_TASK DESCRIPTION_
Exactly as given, repeat all of the entries.
+--
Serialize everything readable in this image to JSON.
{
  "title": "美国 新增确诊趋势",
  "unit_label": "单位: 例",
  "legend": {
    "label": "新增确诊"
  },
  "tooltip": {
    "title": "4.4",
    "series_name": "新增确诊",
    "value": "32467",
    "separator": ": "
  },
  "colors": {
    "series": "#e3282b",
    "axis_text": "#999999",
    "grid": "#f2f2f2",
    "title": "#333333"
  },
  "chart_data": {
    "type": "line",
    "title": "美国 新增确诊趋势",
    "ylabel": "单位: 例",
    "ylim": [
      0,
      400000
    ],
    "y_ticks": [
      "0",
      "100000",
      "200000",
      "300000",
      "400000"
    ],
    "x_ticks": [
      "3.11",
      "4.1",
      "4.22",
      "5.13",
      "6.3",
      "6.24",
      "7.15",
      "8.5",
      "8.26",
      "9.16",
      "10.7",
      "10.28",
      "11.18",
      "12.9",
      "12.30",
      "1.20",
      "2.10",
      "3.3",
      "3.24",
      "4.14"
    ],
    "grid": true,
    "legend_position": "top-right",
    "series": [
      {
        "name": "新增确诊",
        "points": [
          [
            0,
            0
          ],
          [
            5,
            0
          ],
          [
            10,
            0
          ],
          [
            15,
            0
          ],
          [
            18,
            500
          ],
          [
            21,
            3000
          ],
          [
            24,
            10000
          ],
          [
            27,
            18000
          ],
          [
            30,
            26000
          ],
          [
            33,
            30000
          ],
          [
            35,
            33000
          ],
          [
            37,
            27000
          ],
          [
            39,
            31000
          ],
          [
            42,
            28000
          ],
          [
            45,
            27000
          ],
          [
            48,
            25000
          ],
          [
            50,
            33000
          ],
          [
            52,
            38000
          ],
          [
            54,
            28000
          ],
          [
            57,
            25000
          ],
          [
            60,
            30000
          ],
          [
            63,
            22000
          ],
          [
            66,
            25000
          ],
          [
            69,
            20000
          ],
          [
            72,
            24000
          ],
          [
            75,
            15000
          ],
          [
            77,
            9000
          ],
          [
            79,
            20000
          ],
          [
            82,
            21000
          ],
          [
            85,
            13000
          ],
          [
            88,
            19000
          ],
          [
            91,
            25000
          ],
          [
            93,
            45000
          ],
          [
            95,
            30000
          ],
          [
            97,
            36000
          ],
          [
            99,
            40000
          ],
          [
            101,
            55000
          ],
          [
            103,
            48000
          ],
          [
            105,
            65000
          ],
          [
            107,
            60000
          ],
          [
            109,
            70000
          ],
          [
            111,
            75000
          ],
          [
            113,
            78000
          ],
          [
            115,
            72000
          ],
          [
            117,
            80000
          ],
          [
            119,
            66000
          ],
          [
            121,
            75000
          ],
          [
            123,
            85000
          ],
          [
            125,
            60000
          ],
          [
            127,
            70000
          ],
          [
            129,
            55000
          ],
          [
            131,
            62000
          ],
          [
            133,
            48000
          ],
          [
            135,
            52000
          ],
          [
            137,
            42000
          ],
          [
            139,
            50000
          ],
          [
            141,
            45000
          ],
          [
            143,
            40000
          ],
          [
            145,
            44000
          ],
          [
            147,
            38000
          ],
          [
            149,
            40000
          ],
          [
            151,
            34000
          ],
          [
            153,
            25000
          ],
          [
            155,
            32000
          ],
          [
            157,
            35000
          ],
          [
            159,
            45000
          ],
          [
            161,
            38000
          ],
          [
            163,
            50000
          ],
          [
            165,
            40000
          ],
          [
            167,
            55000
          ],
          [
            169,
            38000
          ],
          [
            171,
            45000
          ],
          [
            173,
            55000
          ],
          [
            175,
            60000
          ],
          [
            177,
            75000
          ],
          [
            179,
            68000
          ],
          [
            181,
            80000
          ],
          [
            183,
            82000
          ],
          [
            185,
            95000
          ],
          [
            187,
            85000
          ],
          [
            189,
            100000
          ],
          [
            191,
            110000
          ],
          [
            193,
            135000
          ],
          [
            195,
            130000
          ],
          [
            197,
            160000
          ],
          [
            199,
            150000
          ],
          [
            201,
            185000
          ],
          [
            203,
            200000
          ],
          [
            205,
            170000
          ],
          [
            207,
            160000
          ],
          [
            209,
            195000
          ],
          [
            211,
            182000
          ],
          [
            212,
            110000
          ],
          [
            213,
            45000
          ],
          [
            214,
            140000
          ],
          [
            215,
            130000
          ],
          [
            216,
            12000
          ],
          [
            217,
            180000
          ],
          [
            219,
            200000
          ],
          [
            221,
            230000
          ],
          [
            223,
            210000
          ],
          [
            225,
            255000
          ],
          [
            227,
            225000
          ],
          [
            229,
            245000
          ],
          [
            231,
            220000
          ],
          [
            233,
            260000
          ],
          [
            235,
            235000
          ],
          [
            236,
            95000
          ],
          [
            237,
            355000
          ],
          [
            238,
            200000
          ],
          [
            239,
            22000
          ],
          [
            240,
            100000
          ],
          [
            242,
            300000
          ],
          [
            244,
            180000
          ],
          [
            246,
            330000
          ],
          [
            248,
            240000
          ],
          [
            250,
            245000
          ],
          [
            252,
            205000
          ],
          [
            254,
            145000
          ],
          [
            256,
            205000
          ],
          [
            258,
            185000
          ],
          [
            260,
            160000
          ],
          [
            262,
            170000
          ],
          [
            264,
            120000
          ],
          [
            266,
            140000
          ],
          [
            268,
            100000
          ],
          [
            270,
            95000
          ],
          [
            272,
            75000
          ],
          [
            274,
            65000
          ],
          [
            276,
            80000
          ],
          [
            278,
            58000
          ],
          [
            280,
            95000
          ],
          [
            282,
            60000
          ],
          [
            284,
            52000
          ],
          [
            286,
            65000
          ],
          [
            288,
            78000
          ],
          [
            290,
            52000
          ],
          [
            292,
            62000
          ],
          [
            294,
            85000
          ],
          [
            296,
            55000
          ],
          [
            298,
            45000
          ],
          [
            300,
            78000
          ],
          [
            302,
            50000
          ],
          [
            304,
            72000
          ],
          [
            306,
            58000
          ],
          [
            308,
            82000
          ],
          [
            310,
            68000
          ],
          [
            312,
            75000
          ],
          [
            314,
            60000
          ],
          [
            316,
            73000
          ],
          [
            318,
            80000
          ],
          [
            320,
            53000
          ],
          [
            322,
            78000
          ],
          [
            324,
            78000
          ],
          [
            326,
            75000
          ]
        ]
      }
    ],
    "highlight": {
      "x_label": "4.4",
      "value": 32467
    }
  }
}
+--
_EXERCISE RESULT_
Serialize everything readable in this image to JSON.
{
  "title": "美国 新增确诊趋势",
  "unit_label": "单位: 例",
  "legend": {
    "label": "新增确诊"
  },
  "tooltip": {
    "title": "4.4",
    "series_name": "新增确诊",
    "value": "32467",
    "separator": ": "
  },
  "colors": {
    "series": "#e3282b",
    "axis_text": "#999999",
    "grid": "#f2f2f2",
    "title": "#333333"
  },
  "chart_data": {
    "type": "line",
    "title": "美国 新增确诊趋势",
    "ylabel": "单位: 例",
    "ylim": [
      0,
      400000
    ],
    "y_ticks": [
      "0",
      "100000",
      "200000",
      "300000",
      "400000"
    ],
    "x_ticks": [
      "3.11",
      "4.1",
      "4.22",
      "5.13",
      "6.3",
      "6.24",
      "7.15",
      "8.5",
      "8.26",
      "9.16",
      "10.7",
      "10.28",
      "11.18",
      "12.9",
      "12.30",
      "1.20",
      "2.10",
      "3.3",
      "3.24",
      "4.14"
    ],
    "grid": true,
    "legend_position": "top-right",
    "series": [
      {
        "name": "新增确诊",
        "points": [
          [
            0,
            0
          ],
          [
            5,
            0
          ],
          [
            10,
            0
          ],
          [
            15,
            0
          ],
          [
            18,
            500
          ],
          [
            21,
            3000
          ],
          [
            24,
            10000
          ],
          [
            27,
            18000
          ],
          [
            30,
            26000
          ],
          [
            33,
            30000
          ],
          [
            35,
            33000
          ],
          [
            37,
            27000
          ],
          [
            39,
            31000
          ],
          [
            42,
            28000
          ],
          [
            45,
            27000
          ],
          [
            48,
            25000
          ],
          [
            50,
            33000
          ],
          [
            52,
            38000
          ],
          [
            54,
            28000
          ],
          [
            57,
            25000
          ],
          [
            60,
            30000
          ],
          [
            63,
            22000
          ],
          [
            66,
            25000
          ],
          [
            69,
            20000
          ],
          [
            72,
            24000
          ],
          [
            75,
            15000
          ],
          [
            77,
            9000
          ],
          [
            79,
            20000
          ],
          [
            82,
            21000
          ],
          [
            85,
            13000
          ],
          [
            88,
            19000
          ],
          [
            91,
            25000
          ],
          [
            93,
            45000
          ],
          [
            95,
            30000
          ],
          [
            97,
            36000
          ],
          [
            99,
            40000
          ],
          [
            101,
            55000
          ],
          [
            103,
            48000
          ],
          [
            105,
            65000
          ],
          [
            107,
            60000
          ],
          [
            109,
            70000
          ],
          [
            111,
            75000
          ],
          [
            113,
            78000
          ],
          [
            115,
            72000
          ],
          [
            117,
            80000
          ],
          [
            119,
            66000
          ],
          [
            121,
            75000
          ],
          [
            123,
            85000
          ],
          [
            125,
            60000
          ],
          [
            127,
            70000
          ],
          [
            129,
            55000
          ],
          [
            131,
            62000
          ],
          [
            133,
            48000
          ],
          [
            135,
            52000
          ],
          [
            137,
            42000
          ],
          [
            139,
            50000
          ],
          [
            141,
            45000
          ],
          [
            143,
            40000
          ],
          [
            145,
            44000
          ],
          [
            147,
            38000
          ],
          [
            149,
            40000
          ],
          [
            151,
            34000
          ],
          [
            153,
            25000
          ],
          [
            155,
            32000
          ],
          [
            157,
            35000
          ],
          [
            159,
            45000
          ],
          [
            161,
            38000
          ],
          [
            163,
            50000
          ],
          [
            165,
            40000
          ],
          [
            167,
            55000
          ],
          [
            169,
            38000
          ],
          [
            171,
            45000
          ],
          [
            173,
            55000
          ],
          [
            175,
            60000
          ],
          [
            177,
            75000
          ],
          [
            179,
            68000
          ],
          [
            181,
            80000
          ],
          [
            183,
            82000
          ],
          [
            185,
            95000
          ],
          [
            187,
            85000
          ],
          [
            189,
            100000
          ],
          [
            191,
            110000
          ],
          [
            193,
            135000
          ],
          [
            195,
            130000
          ],
          [
            197,
            160000
          ],
          [
            199,
            150000
          ],
          [
            201,
            185000
          ],
          [
            203,
            200000
          ],
          [
            205,
            170000
          ],
          [
            207,
            160000
          ],
          [
            209,
            195000
          ],
          [
            211,
            182000
          ],
          [
            212,
            110000
          ],
          [
            213,
            45000
          ],
          [
            214,
            140000
          ],
          [
            215,
            130000
          ],
          [
            216,
            12000
          ],
          [
            217,
            180000
          ],
          [
            219,
            200000
          ],
          [
            221,
            230000
          ],
          [
            223,
            210000
          ],
          [
            225,
            255000
          ],
          [
            227,
            225000
          ],
          [
            229,
            245000
          ],
          [
            231,
            220000
          ],
          [
            233,
            260000
          ],
          [
            235,
            235000
          ],
          [
            236,
            95000
          ],
          [
            237,
            355000
          ],
          [
            238,
            200000
          ],
          [
            239,
            22000
          ],
          [
            240,
            100000
          ],
          [
            242,
            300000
          ],
          [
            244,
            180000
          ],
          [
            246,
            330000
          ],
          [
            248,
            240000
          ],
          [
            250,
            245000
          ],
          [
            252,
            205000
          ],
          [
            254,
            145000
          ],
          [
            256,
            205000
          ],
          [
            258,
            185000
          ],
          [
            260,
            160000
          ],
          [
            262,
            170000
          ],
          [
            264,
            120000
          ],
          [
            266,
            140000
          ],
          [
            268,
            100000
          ],
          [
            270,
            95000
          ],
          [
            272,
            75000
          ],
          [
            274,
            65000
          ],
          [
            276,
            80000
          ],
          [
            278,
            58000
          ],
          [
            280,
            95000
          ],
          [
            282,
            60000
          ],
          [
            284,
            52000
          ],
          [
            286,
            65000
          ],
          [
            288,
            78000
          ],
          [
            290,
            52000
          ],
          [
            292,
            62000
          ],
          [
            294,
            85000
          ],
          [
            296,
            55000
          ],
          [
            298,
            45000
          ],
          [
            300,
            78000
          ],
          [
            302,
            50000
          ],
          [
            304,
            72000
          ],
          [
            306,
            58000
          ],
          [
            308,
            82000
          ],
          [
            310,
            68000
          ],
          [
            312,
            75000
          ],
          [
            314,
            60000
          ],
          [
            316,
            73000
          ],
          [
            318,
            80000
          ],
          [
            320,
            53000
          ],
          [
            322,
            78000
          ],
          [
            324,
            78000
          ],
          [
            326,
            75000
          ]
        ]
      }
    ],
    "highlight": {
      "x_label": "4.4",
      "value": 32467
    }
  }
}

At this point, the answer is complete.